:: GIVEN REQUEST ::
Leave every picture out and write out the records below exactly.
>> START
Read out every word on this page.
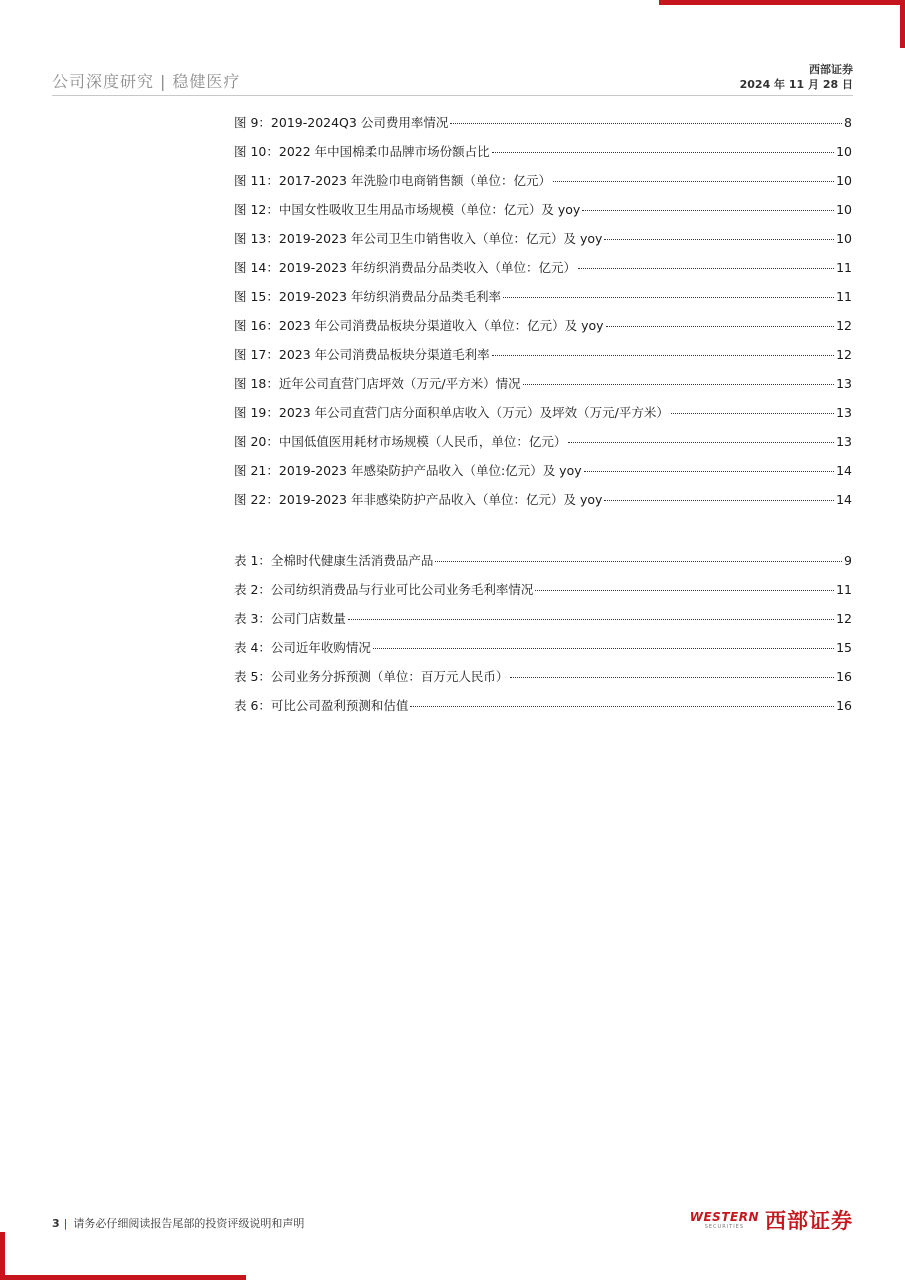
公司深度研究 | 稳健医疗
西部证券
2024 年 11 月 28 日
图 9：2019-2024Q3 公司费用率情况	8
图 10：2022 年中国棉柔巾品牌市场份额占比	10
图 11：2017-2023 年洗脸巾电商销售额（单位：亿元）	10
图 12：中国女性吸收卫生用品市场规模（单位：亿元）及 yoy	10
图 13：2019-2023 年公司卫生巾销售收入（单位：亿元）及 yoy	10
图 14：2019-2023 年纺织消费品分品类收入（单位：亿元）	11
图 15：2019-2023 年纺织消费品分品类毛利率	11
图 16：2023 年公司消费品板块分渠道收入（单位：亿元）及 yoy	12
图 17：2023 年公司消费品板块分渠道毛利率	12
图 18：近年公司直营门店坪效（万元/平方米）情况	13
图 19：2023 年公司直营门店分面积单店收入（万元）及坪效（万元/平方米）	13
图 20：中国低值医用耗材市场规模（人民币，单位：亿元）	13
图 21：2019-2023 年感染防护产品收入（单位:亿元）及 yoy	14
图 22：2019-2023 年非感染防护产品收入（单位：亿元）及 yoy	14
表 1：全棉时代健康生活消费品产品	9
表 2：公司纺织消费品与行业可比公司业务毛利率情况	11
表 3：公司门店数量	12
表 4：公司近年收购情况	15
表 5：公司业务分拆预测（单位：百万元人民币）	16
表 6：可比公司盈利预测和估值	16
3 | 请务必仔细阅读报告尾部的投资评级说明和声明	WESTERN
SECURITIES 西部证券
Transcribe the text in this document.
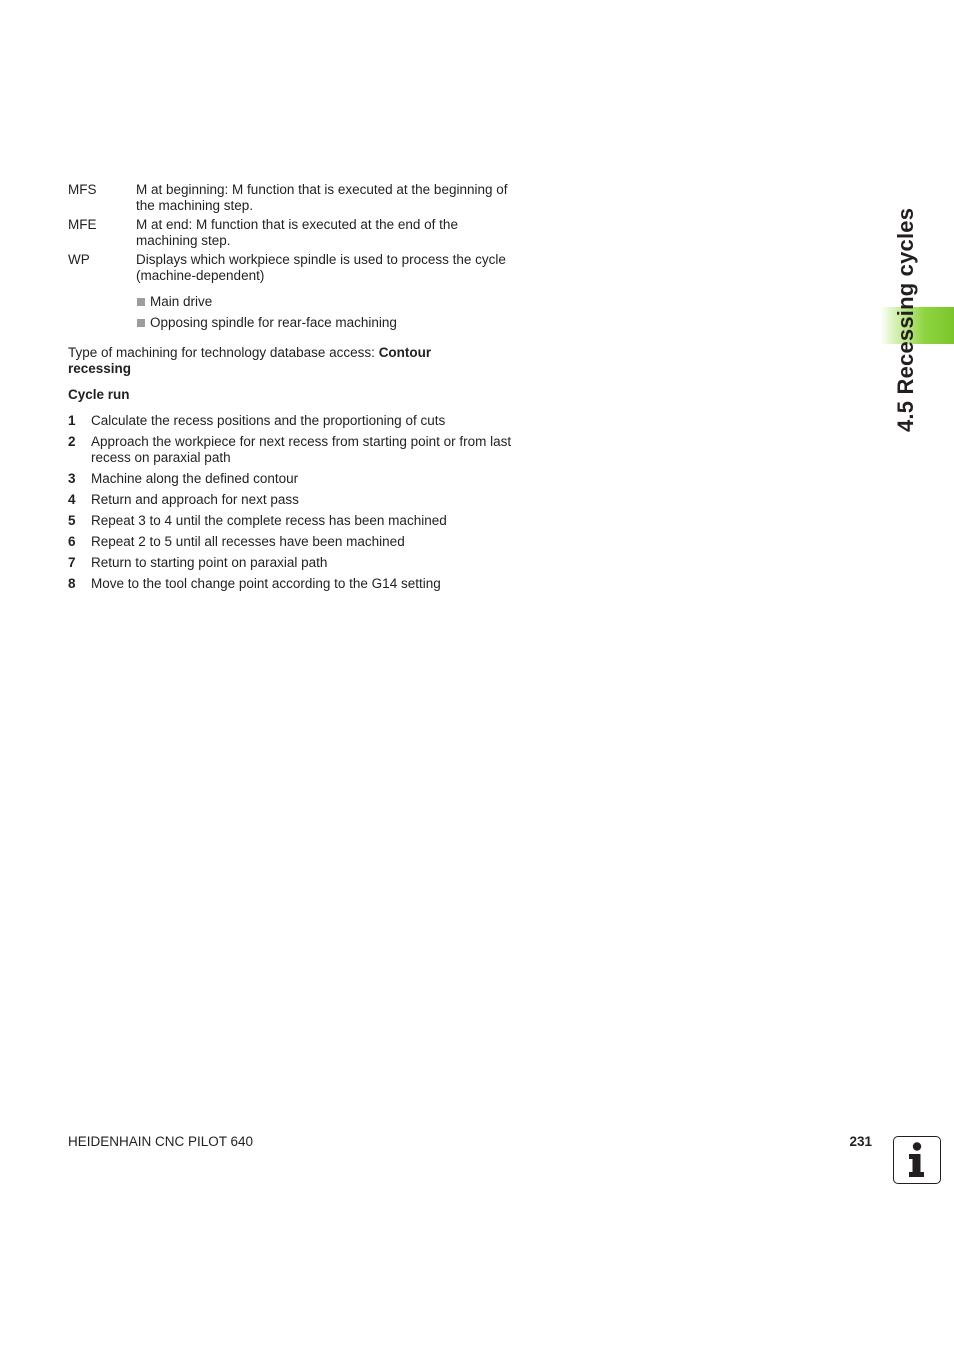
4.5 Recessing cycles
MFS	M at beginning: M function that is executed at the beginning of the machining step.
MFE	M at end: M function that is executed at the end of the machining step.
WP	Displays which workpiece spindle is used to process the cycle (machine-dependent)
Main drive
Opposing spindle for rear-face machining
Type of machining for technology database access: Contour recessing
Cycle run
1	Calculate the recess positions and the proportioning of cuts
2	Approach the workpiece for next recess from starting point or from last recess on paraxial path
3	Machine along the defined contour
4	Return and approach for next pass
5	Repeat 3 to 4 until the complete recess has been machined
6	Repeat 2 to 5 until all recesses have been machined
7	Return to starting point on paraxial path
8	Move to the tool change point according to the G14 setting
HEIDENHAIN CNC PILOT 640	231
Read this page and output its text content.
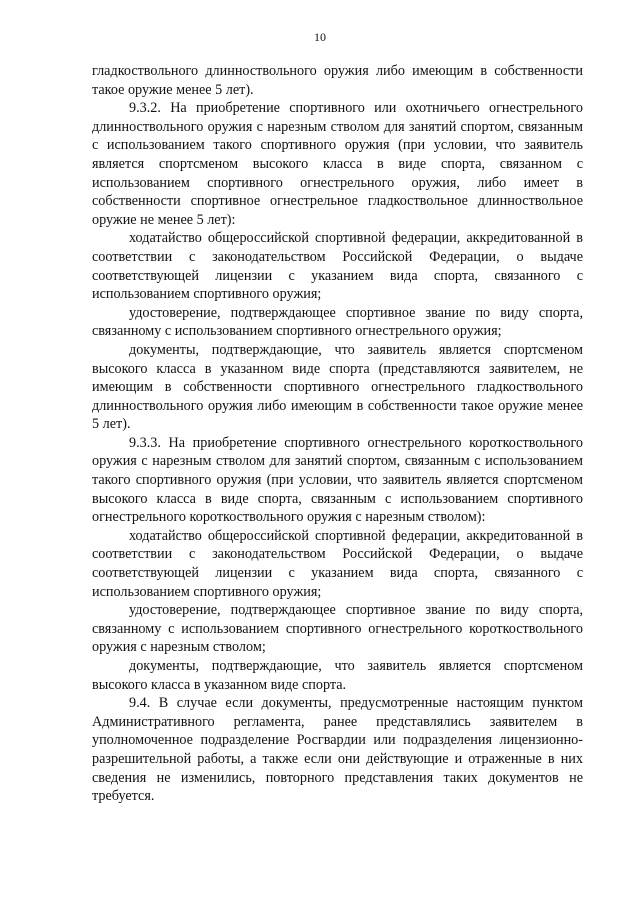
10

гладкоствольного длинноствольного оружия либо имеющим в собственности такое оружие менее 5 лет).

9.3.2. На приобретение спортивного или охотничьего огнестрельного длинноствольного оружия с нарезным стволом для занятий спортом, связанным с использованием такого спортивного оружия (при условии, что заявитель является спортсменом высокого класса в виде спорта, связанном с использованием спортивного огнестрельного оружия, либо имеет в собственности спортивное огнестрельное гладкоствольное длинноствольное оружие не менее 5 лет):

ходатайство общероссийской спортивной федерации, аккредитованной в соответствии с законодательством Российской Федерации, о выдаче соответствующей лицензии с указанием вида спорта, связанного с использованием спортивного оружия;

удостоверение, подтверждающее спортивное звание по виду спорта, связанному с использованием спортивного огнестрельного оружия;

документы, подтверждающие, что заявитель является спортсменом высокого класса в указанном виде спорта (представляются заявителем, не имеющим в собственности спортивного огнестрельного гладкоствольного длинноствольного оружия либо имеющим в собственности такое оружие менее 5 лет).

9.3.3. На приобретение спортивного огнестрельного короткоствольного оружия с нарезным стволом для занятий спортом, связанным с использованием такого спортивного оружия (при условии, что заявитель является спортсменом высокого класса в виде спорта, связанным с использованием спортивного огнестрельного короткоствольного оружия с нарезным стволом):

ходатайство общероссийской спортивной федерации, аккредитованной в соответствии с законодательством Российской Федерации, о выдаче соответствующей лицензии с указанием вида спорта, связанного с использованием спортивного оружия;

удостоверение, подтверждающее спортивное звание по виду спорта, связанному с использованием спортивного огнестрельного короткоствольного оружия с нарезным стволом;

документы, подтверждающие, что заявитель является спортсменом высокого класса в указанном виде спорта.

9.4. В случае если документы, предусмотренные настоящим пунктом Административного регламента, ранее представлялись заявителем в уполномоченное подразделение Росгвардии или подразделения лицензионно-разрешительной работы, а также если они действующие и отраженные в них сведения не изменились, повторного представления таких документов не требуется.
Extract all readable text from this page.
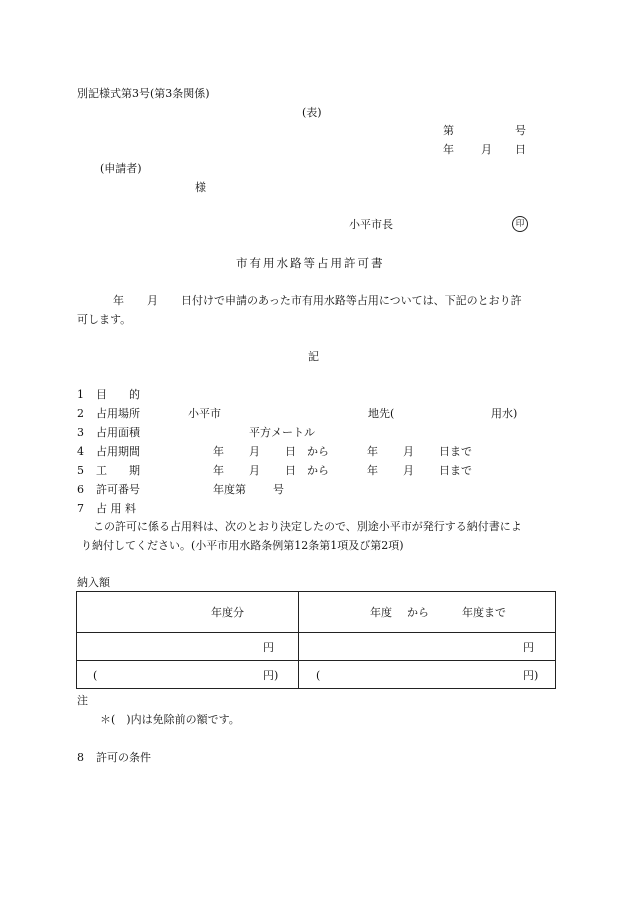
別記様式第3号(第3条関係)
(表)
第	号
年 月 日
(申請者)
様
小平市長	印
市有用水路等占用許可書
年 月 日付けで申請のあった市有用水路等占用については、下記のとおり許
可します。
記
1 目　　的
2 占用場所	小平市	地先(	用水)
3 占用面積	平方メートル
4 占用期間	年 月 日 から	年 月 日まで
5 工　　期	年 月 日 から	年 月 日まで
6 許可番号	年度第 号
7 占 用 料
この許可に係る占用料は、次のとおり決定したので、別途小平市が発行する納付書によ
り納付してください。(小平市用水路条例第12条第1項及び第2項)
納入額
年度分	年度 から	年度まで
円	円
(	円)	(	円)
注
＊(　)内は免除前の額です。
8 許可の条件
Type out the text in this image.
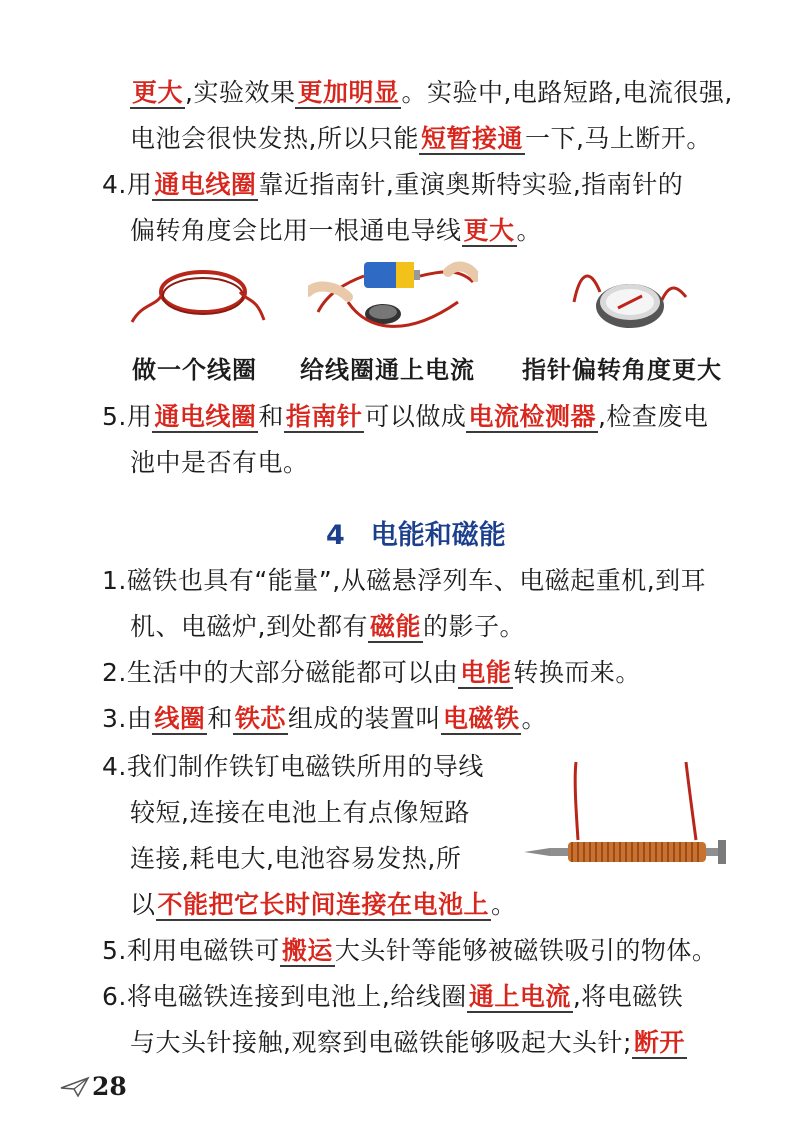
更大,实验效果更加明显。实验中,电路短路,电流很强,
电池会很快发热,所以只能短暂接通一下,马上断开。
4.用通电线圈靠近指南针,重演奥斯特实验,指南针的
偏转角度会比用一根通电导线更大。
做一个线圈 给线圈通上电流 指针偏转角度更大
5.用通电线圈和指南针可以做成电流检测器,检查废电
池中是否有电。
4 电能和磁能
1.磁铁也具有“能量”,从磁悬浮列车、电磁起重机,到耳
机、电磁炉,到处都有磁能的影子。
2.生活中的大部分磁能都可以由电能转换而来。
3.由线圈和铁芯组成的装置叫电磁铁。
4.我们制作铁钉电磁铁所用的导线
较短,连接在电池上有点像短路
连接,耗电大,电池容易发热,所
以不能把它长时间连接在电池上。
5.利用电磁铁可搬运大头针等能够被磁铁吸引的物体。
6.将电磁铁连接到电池上,给线圈通上电流,将电磁铁
与大头针接触,观察到电磁铁能够吸起大头针;断开
28
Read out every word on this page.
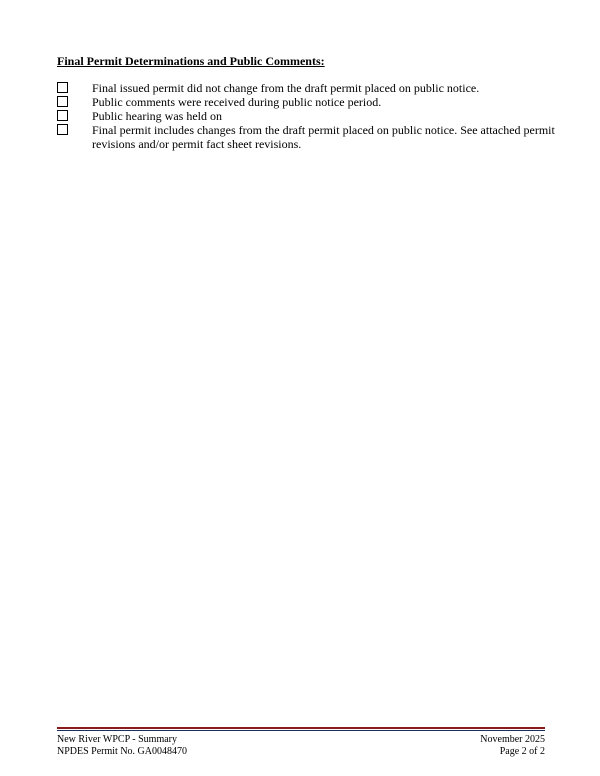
Final Permit Determinations and Public Comments:
Final issued permit did not change from the draft permit placed on public notice.
Public comments were received during public notice period.
Public hearing was held on
Final permit includes changes from the draft permit placed on public notice. See attached permit revisions and/or permit fact sheet revisions.
New River WPCP - Summary
NPDES Permit No. GA0048470
November 2025
Page 2 of 2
>> END
:: RESULT ::
Read out every word on this page.
公司深度研究 | 稳健医疗
西部证券
2024 年 11 月 28 日
图 9：2019-2024Q3 公司费用率情况	8
图 10：2022 年中国棉柔巾品牌市场份额占比	10
图 11：2017-2023 年洗脸巾电商销售额（单位：亿元）	10
图 12：中国女性吸收卫生用品市场规模（单位：亿元）及 yoy	10
图 13：2019-2023 年公司卫生巾销售收入（单位：亿元）及 yoy	10
图 14：2019-2023 年纺织消费品分品类收入（单位：亿元）	11
图 15：2019-2023 年纺织消费品分品类毛利率	11
图 16：2023 年公司消费品板块分渠道收入（单位：亿元）及 yoy	12
图 17：2023 年公司消费品板块分渠道毛利率	12
图 18：近年公司直营门店坪效（万元/平方米）情况	13
图 19：2023 年公司直营门店分面积单店收入（万元）及坪效（万元/平方米）	13
图 20：中国低值医用耗材市场规模（人民币，单位：亿元）	13
图 21：2019-2023 年感染防护产品收入（单位:亿元）及 yoy	14
图 22：2019-2023 年非感染防护产品收入（单位：亿元）及 yoy	14
表 1：全棉时代健康生活消费品产品	9
表 2：公司纺织消费品与行业可比公司业务毛利率情况	11
表 3：公司门店数量	12
表 4：公司近年收购情况	15
表 5：公司业务分拆预测（单位：百万元人民币）	16
表 6：可比公司盈利预测和估值	16
3 | 请务必仔细阅读报告尾部的投资评级说明和声明	WESTERN
SECURITIES 西部证券
Transcribe the text in this document.
4.5 Recessing cycles
MFS	M at beginning: M function that is executed at the beginning of the machining step.
MFE	M at end: M function that is executed at the end of the machining step.
WP	Displays which workpiece spindle is used to process the cycle (machine-dependent)
Main drive
Opposing spindle for rear-face machining
Type of machining for technology database access: Contour recessing
Cycle run
1	Calculate the recess positions and the proportioning of cuts
2	Approach the workpiece for next recess from starting point or from last recess on paraxial path
3	Machine along the defined contour
4	Return and approach for next pass
5	Repeat 3 to 4 until the complete recess has been machined
6	Repeat 2 to 5 until all recesses have been machined
7	Return to starting point on paraxial path
8	Move to the tool change point according to the G14 setting
HEIDENHAIN CNC PILOT 640	231
Read this page and output its text content.
10

гладкоствольного длинноствольного оружия либо имеющим в собственности такое оружие менее 5 лет).

9.3.2. На приобретение спортивного или охотничьего огнестрельного длинноствольного оружия с нарезным стволом для занятий спортом, связанным с использованием такого спортивного оружия (при условии, что заявитель является спортсменом высокого класса в виде спорта, связанном с использованием спортивного огнестрельного оружия, либо имеет в собственности спортивное огнестрельное гладкоствольное длинноствольное оружие не менее 5 лет):

ходатайство общероссийской спортивной федерации, аккредитованной в соответствии с законодательством Российской Федерации, о выдаче соответствующей лицензии с указанием вида спорта, связанного с использованием спортивного оружия;

удостоверение, подтверждающее спортивное звание по виду спорта, связанному с использованием спортивного огнестрельного оружия;

документы, подтверждающие, что заявитель является спортсменом высокого класса в указанном виде спорта (представляются заявителем, не имеющим в собственности спортивного огнестрельного гладкоствольного длинноствольного оружия либо имеющим в собственности такое оружие менее 5 лет).

9.3.3. На приобретение спортивного огнестрельного короткоствольного оружия с нарезным стволом для занятий спортом, связанным с использованием такого спортивного оружия (при условии, что заявитель является спортсменом высокого класса в виде спорта, связанным с использованием спортивного огнестрельного короткоствольного оружия с нарезным стволом):

ходатайство общероссийской спортивной федерации, аккредитованной в соответствии с законодательством Российской Федерации, о выдаче соответствующей лицензии с указанием вида спорта, связанного с использованием спортивного оружия;

удостоверение, подтверждающее спортивное звание по виду спорта, связанному с использованием спортивного огнестрельного короткоствольного оружия с нарезным стволом;

документы, подтверждающие, что заявитель является спортсменом высокого класса в указанном виде спорта.

9.4. В случае если документы, предусмотренные настоящим пунктом Административного регламента, ранее представлялись заявителем в уполномоченное подразделение Росгвардии или подразделения лицензионно-разрешительной работы, а также если они действующие и отраженные в них сведения не изменились, повторного представления таких документов не требуется.
Extract all readable text from this page.
別記様式第3号(第3条関係)
(表)
第	号
年 月 日
(申請者)
様
小平市長	印
市有用水路等占用許可書
年 月 日付けで申請のあった市有用水路等占用については、下記のとおり許
可します。
記
1 目　　的
2 占用場所	小平市	地先(	用水)
3 占用面積	平方メートル
4 占用期間	年 月 日 から	年 月 日まで
5 工　　期	年 月 日 から	年 月 日まで
6 許可番号	年度第 号
7 占 用 料
この許可に係る占用料は、次のとおり決定したので、別途小平市が発行する納付書によ
り納付してください。(小平市用水路条例第12条第1項及び第2項)
納入額
年度分	年度 から	年度まで
円	円
(	円)	(	円)
注
＊(　)内は免除前の額です。
8 許可の条件
Type out the text in this image.
更大,实验效果更加明显。实验中,电路短路,电流很强,
电池会很快发热,所以只能短暂接通一下,马上断开。
4.用通电线圈靠近指南针,重演奥斯特实验,指南针的
偏转角度会比用一根通电导线更大。
做一个线圈 给线圈通上电流 指针偏转角度更大
5.用通电线圈和指南针可以做成电流检测器,检查废电
池中是否有电。
4 电能和磁能
1.磁铁也具有“能量”,从磁悬浮列车、电磁起重机,到耳
机、电磁炉,到处都有磁能的影子。
2.生活中的大部分磁能都可以由电能转换而来。
3.由线圈和铁芯组成的装置叫电磁铁。
4.我们制作铁钉电磁铁所用的导线
较短,连接在电池上有点像短路
连接,耗电大,电池容易发热,所
以不能把它长时间连接在电池上。
5.利用电磁铁可搬运大头针等能够被磁铁吸引的物体。
6.将电磁铁连接到电池上,给线圈通上电流,将电磁铁
与大头针接触,观察到电磁铁能够吸起大头针;断开
28
Read out every word on this page.
Final Permit Determinations and Public Comments:
Final issued permit did not change from the draft permit placed on public notice.
Public comments were received during public notice period.
Public hearing was held on
Final permit includes changes from the draft permit placed on public notice. See attached permit revisions and/or permit fact sheet revisions.
New River WPCP - Summary
NPDES Permit No. GA0048470
November 2025
Page 2 of 2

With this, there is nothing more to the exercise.